EXERCISE DETAILS: Please rewrite the material below with every "author-handle" swapped for "user-handle" and everything else unchanged. Leave the pictures out.

STORED ROWS:

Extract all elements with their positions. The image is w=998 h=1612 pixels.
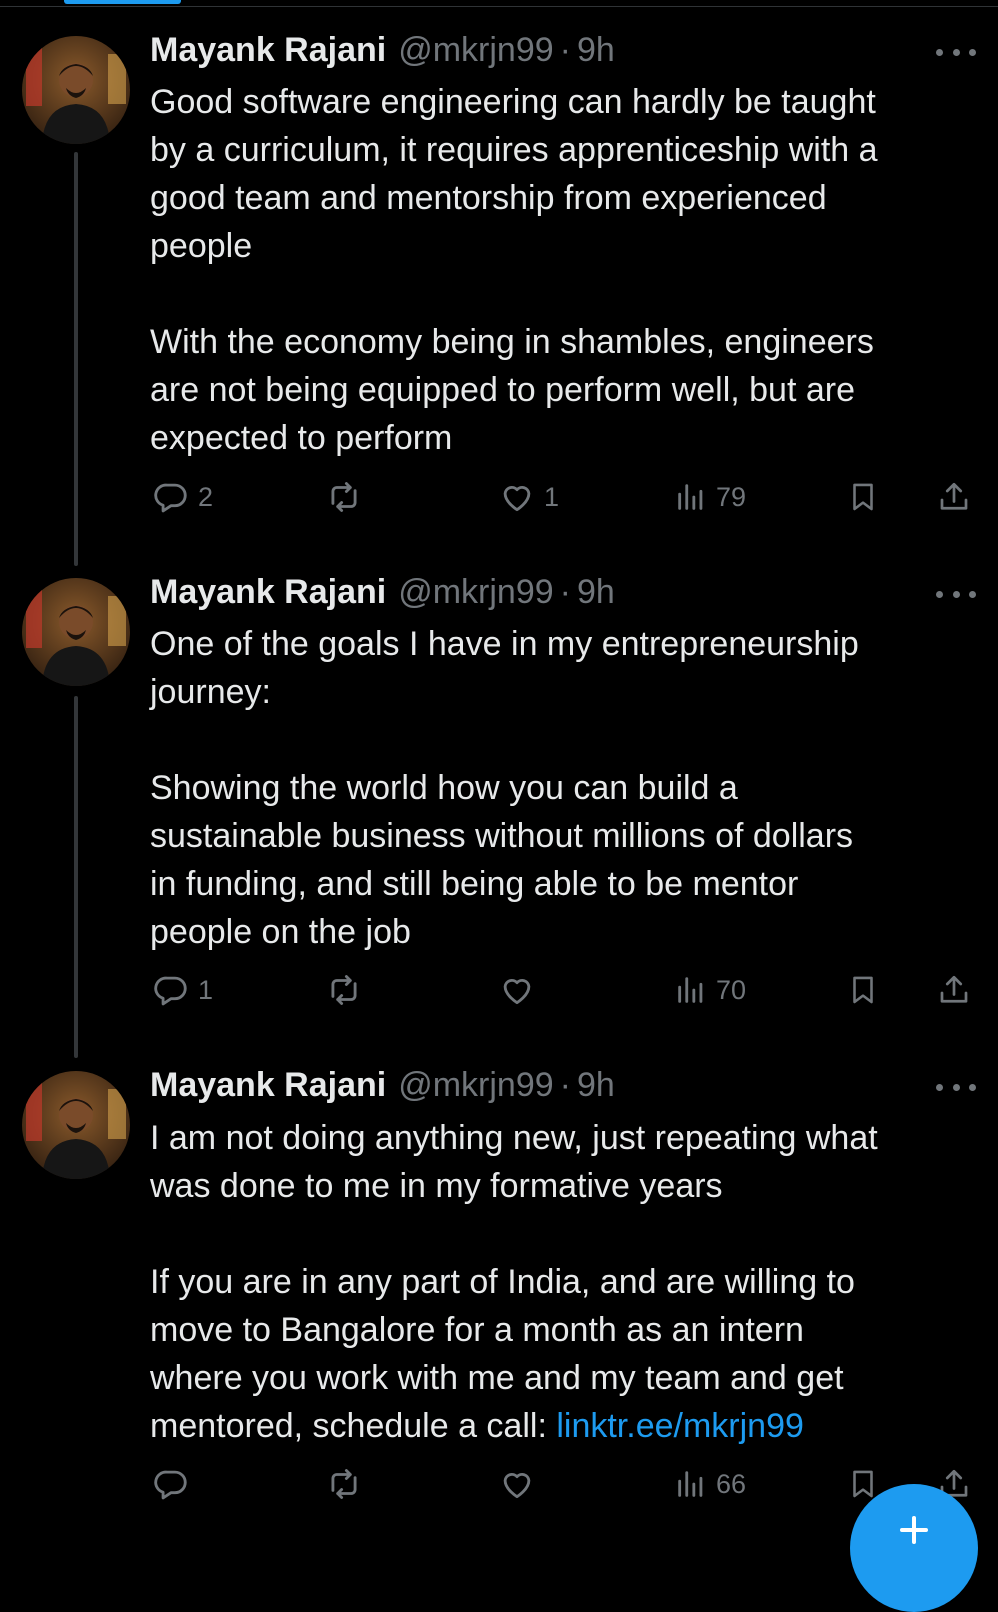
- views-count: 79: [716, 481, 747, 512]
- tweet-text: One of the goals I have in my entreprene…: [150, 620, 970, 956]
- like-count: 1: [544, 481, 560, 512]
- more-icon[interactable]: [936, 1079, 976, 1095]
- tweet-text-line: are not being equipped to perform well, …: [150, 371, 856, 409]
- share-icon: [936, 477, 972, 517]
- author-handle[interactable]: @mkrjn99: [398, 573, 553, 612]
- share-button[interactable]: [936, 475, 972, 519]
- reply-count: 2: [198, 481, 214, 512]
- compose-button[interactable]: [850, 1484, 978, 1612]
- tweet-timestamp[interactable]: 9h: [577, 1066, 615, 1105]
- heart-icon: [498, 971, 536, 1009]
- like-button[interactable]: [498, 1462, 544, 1506]
- tweet-header: Mayank Rajani @mkrjn99 · 9h: [150, 572, 615, 612]
- tweet-text: Good software engineering can hardly be …: [150, 78, 970, 462]
- bookmark-icon: [846, 477, 880, 517]
- like-button[interactable]: [498, 968, 544, 1012]
- reply-icon: [152, 971, 190, 1009]
- share-button[interactable]: [936, 968, 972, 1012]
- avatar[interactable]: [22, 36, 130, 144]
- tweet-text-line: mentored, schedule a call: linktr.ee/mkr…: [150, 1402, 970, 1450]
- tweet-text-fragment: mentored, schedule a call:: [150, 1407, 557, 1445]
- views-icon: [674, 971, 708, 1009]
- repost-icon: [324, 1465, 364, 1503]
- tweet-text-line: expected to perform: [150, 419, 453, 457]
- author-name[interactable]: Mayank Rajani: [150, 31, 386, 70]
- tweet-text-line: journey:: [150, 673, 271, 711]
- author-name[interactable]: Mayank Rajani: [150, 573, 386, 612]
- views-icon: [674, 1465, 708, 1503]
- author-name[interactable]: Mayank Rajani: [150, 1066, 386, 1105]
- tweet-text-line: was done to me in my formative years: [150, 1167, 723, 1205]
- tweet-text-line: in funding, and still being able to be m…: [150, 865, 799, 903]
- tweet-text-line: where you work with me and my team and g…: [150, 1359, 844, 1397]
- tweet-text-line: sustainable business without millions of…: [150, 817, 854, 855]
- bookmark-button[interactable]: [846, 475, 880, 519]
- reply-button[interactable]: 1: [152, 968, 213, 1012]
- author-handle[interactable]: @mkrjn99: [398, 31, 553, 70]
- author-handle[interactable]: @mkrjn99: [398, 1066, 553, 1105]
- repost-button[interactable]: [324, 1462, 372, 1506]
- tweet-link[interactable]: linktr.ee/mkrjn99: [556, 1407, 804, 1445]
- tweet-text-line: people on the job: [150, 913, 411, 951]
- reply-button[interactable]: 2: [152, 475, 213, 519]
- reply-button[interactable]: [152, 1462, 198, 1506]
- tweet-text-line: good team and mentorship from experience…: [150, 179, 827, 217]
- views-count: 66: [716, 1468, 747, 1499]
- heart-icon: [498, 1465, 536, 1503]
- tweet-header: Mayank Rajani @mkrjn99 · 9h: [150, 1065, 615, 1105]
- tweet-text-line: I am not doing anything new, just repeat…: [150, 1119, 878, 1157]
- views-button[interactable]: 66: [674, 1462, 746, 1506]
- repost-icon: [324, 478, 364, 516]
- repost-button[interactable]: [324, 475, 372, 519]
- separator-dot: ·: [559, 30, 571, 69]
- separator-dot: ·: [559, 572, 571, 611]
- compose-plus-icon: [900, 1516, 928, 1544]
- views-count: 70: [716, 974, 747, 1005]
- tweet-text-line: by a curriculum, it requires apprentices…: [150, 131, 878, 169]
- tweet-actions: 66: [0, 1462, 998, 1506]
- reply-count: 1: [198, 974, 214, 1005]
- bookmark-icon: [846, 970, 880, 1010]
- tweet-text-line: people: [150, 227, 253, 265]
- tweet-text: I am not doing anything new, just repeat…: [150, 1114, 970, 1450]
- more-icon[interactable]: [936, 586, 976, 602]
- tweet-text-line: One of the goals I have in my entreprene…: [150, 625, 859, 663]
- reply-icon: [152, 478, 190, 516]
- tweet-text-line: Showing the world how you can build a: [150, 769, 738, 807]
- views-button[interactable]: 70: [674, 968, 746, 1012]
- tweet-text-line: If you are in any part of India, and are…: [150, 1263, 855, 1301]
- share-icon: [936, 970, 972, 1010]
- tweet-timestamp[interactable]: 9h: [577, 573, 615, 612]
- repost-button[interactable]: [324, 968, 372, 1012]
- tweet-text-line: With the economy being in shambles, engi…: [150, 323, 874, 361]
- avatar[interactable]: [22, 1071, 130, 1179]
- tweet-text-line: move to Bangalore for a month as an inte…: [150, 1311, 804, 1349]
- avatar[interactable]: [22, 578, 130, 686]
- tweet-actions: 2 1 79: [0, 475, 998, 519]
- reply-icon: [152, 1465, 190, 1503]
- active-tab-indicator: [64, 0, 181, 4]
- bookmark-button[interactable]: [846, 968, 880, 1012]
- separator-dot: ·: [559, 1065, 571, 1104]
- repost-icon: [324, 971, 364, 1009]
- tweet-text-line: Good software engineering can hardly be …: [150, 83, 876, 121]
- tweet-timestamp[interactable]: 9h: [577, 31, 615, 70]
- heart-icon: [498, 478, 536, 516]
- more-icon[interactable]: [936, 44, 976, 60]
- views-button[interactable]: 79: [674, 475, 746, 519]
- tweet-actions: 1 70: [0, 968, 998, 1012]
- views-icon: [674, 478, 708, 516]
- like-button[interactable]: 1: [498, 475, 559, 519]
- tweet-header: Mayank Rajani @mkrjn99 · 9h: [150, 30, 615, 70]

TASK RESULT:
Extract all elements with their positions. The image is w=998 h=1612 pixels.
- views-count: 79: [716, 481, 747, 512]
- tweet-text: One of the goals I have in my entreprene…: [150, 620, 970, 956]
- like-count: 1: [544, 481, 560, 512]
- more-icon[interactable]: [936, 1079, 976, 1095]
- tweet-text-line: are not being equipped to perform well, …: [150, 371, 856, 409]
- share-icon: [936, 477, 972, 517]
- user-handle[interactable]: @mkrjn99: [398, 573, 553, 612]
- share-button[interactable]: [936, 475, 972, 519]
- reply-count: 2: [198, 481, 214, 512]
- compose-button[interactable]: [850, 1484, 978, 1612]
- tweet-timestamp[interactable]: 9h: [577, 1066, 615, 1105]
- heart-icon: [498, 971, 536, 1009]
- like-button[interactable]: [498, 1462, 544, 1506]
- tweet-header: Mayank Rajani @mkrjn99 · 9h: [150, 572, 615, 612]
- tweet-text: Good software engineering can hardly be …: [150, 78, 970, 462]
- bookmark-icon: [846, 477, 880, 517]
- like-button[interactable]: [498, 968, 544, 1012]
- reply-icon: [152, 971, 190, 1009]
- share-button[interactable]: [936, 968, 972, 1012]
- avatar[interactable]: [22, 36, 130, 144]
- tweet-text-line: mentored, schedule a call: linktr.ee/mkr…: [150, 1402, 970, 1450]
- tweet-text-fragment: mentored, schedule a call:: [150, 1407, 557, 1445]
- views-icon: [674, 971, 708, 1009]
- repost-icon: [324, 1465, 364, 1503]
- tweet-text-line: expected to perform: [150, 419, 453, 457]
- author-name[interactable]: Mayank Rajani: [150, 31, 386, 70]
- tweet-text-line: journey:: [150, 673, 271, 711]
- author-name[interactable]: Mayank Rajani: [150, 573, 386, 612]
- views-icon: [674, 1465, 708, 1503]
- author-name[interactable]: Mayank Rajani: [150, 1066, 386, 1105]
- tweet-text-line: was done to me in my formative years: [150, 1167, 723, 1205]
- tweet-text-line: in funding, and still being able to be m…: [150, 865, 799, 903]
- tweet-text-line: where you work with me and my team and g…: [150, 1359, 844, 1397]
- tweet-text-line: sustainable business without millions of…: [150, 817, 854, 855]
- bookmark-button[interactable]: [846, 475, 880, 519]
- reply-button[interactable]: 1: [152, 968, 213, 1012]
- user-handle[interactable]: @mkrjn99: [398, 31, 553, 70]
- user-handle[interactable]: @mkrjn99: [398, 1066, 553, 1105]
- repost-button[interactable]: [324, 1462, 372, 1506]
- tweet-link[interactable]: linktr.ee/mkrjn99: [556, 1407, 804, 1445]
- tweet-text-line: people on the job: [150, 913, 411, 951]
- reply-button[interactable]: 2: [152, 475, 213, 519]
- reply-button[interactable]: [152, 1462, 198, 1506]
- tweet-text-line: good team and mentorship from experience…: [150, 179, 827, 217]
- views-count: 66: [716, 1468, 747, 1499]
- heart-icon: [498, 1465, 536, 1503]
- tweet-header: Mayank Rajani @mkrjn99 · 9h: [150, 1065, 615, 1105]
- tweet-text-line: I am not doing anything new, just repeat…: [150, 1119, 878, 1157]
- views-button[interactable]: 66: [674, 1462, 746, 1506]
- repost-icon: [324, 478, 364, 516]
- repost-button[interactable]: [324, 475, 372, 519]
- separator-dot: ·: [559, 30, 571, 69]
- separator-dot: ·: [559, 572, 571, 611]
- compose-plus-icon: [900, 1516, 928, 1544]
- views-count: 70: [716, 974, 747, 1005]
- tweet-text-line: by a curriculum, it requires apprentices…: [150, 131, 878, 169]
- tweet-actions: 66: [0, 1462, 998, 1506]
- reply-count: 1: [198, 974, 214, 1005]
- bookmark-icon: [846, 970, 880, 1010]
- tweet-text-line: people: [150, 227, 253, 265]
- tweet-text: I am not doing anything new, just repeat…: [150, 1114, 970, 1450]
- more-icon[interactable]: [936, 586, 976, 602]
- tweet-text-line: One of the goals I have in my entreprene…: [150, 625, 859, 663]
- reply-icon: [152, 478, 190, 516]
- tweet-text-line: Showing the world how you can build a: [150, 769, 738, 807]
- views-button[interactable]: 70: [674, 968, 746, 1012]
- tweet-text-line: If you are in any part of India, and are…: [150, 1263, 855, 1301]
- share-icon: [936, 970, 972, 1010]
- tweet-timestamp[interactable]: 9h: [577, 573, 615, 612]
- repost-button[interactable]: [324, 968, 372, 1012]
- tweet-text-line: With the economy being in shambles, engi…: [150, 323, 874, 361]
- avatar[interactable]: [22, 1071, 130, 1179]
- tweet-text-line: move to Bangalore for a month as an inte…: [150, 1311, 804, 1349]
- avatar[interactable]: [22, 578, 130, 686]
- tweet-actions: 2 1 79: [0, 475, 998, 519]
- reply-icon: [152, 1465, 190, 1503]
- active-tab-indicator: [64, 0, 181, 4]
- bookmark-button[interactable]: [846, 968, 880, 1012]
- separator-dot: ·: [559, 1065, 571, 1104]
- repost-icon: [324, 971, 364, 1009]
- tweet-text-line: Good software engineering can hardly be …: [150, 83, 876, 121]
- tweet-timestamp[interactable]: 9h: [577, 31, 615, 70]
- heart-icon: [498, 478, 536, 516]
- more-icon[interactable]: [936, 44, 976, 60]
- views-button[interactable]: 79: [674, 475, 746, 519]
- tweet-actions: 1 70: [0, 968, 998, 1012]
- views-icon: [674, 478, 708, 516]
- like-button[interactable]: 1: [498, 475, 559, 519]
- tweet-header: Mayank Rajani @mkrjn99 · 9h: [150, 30, 615, 70]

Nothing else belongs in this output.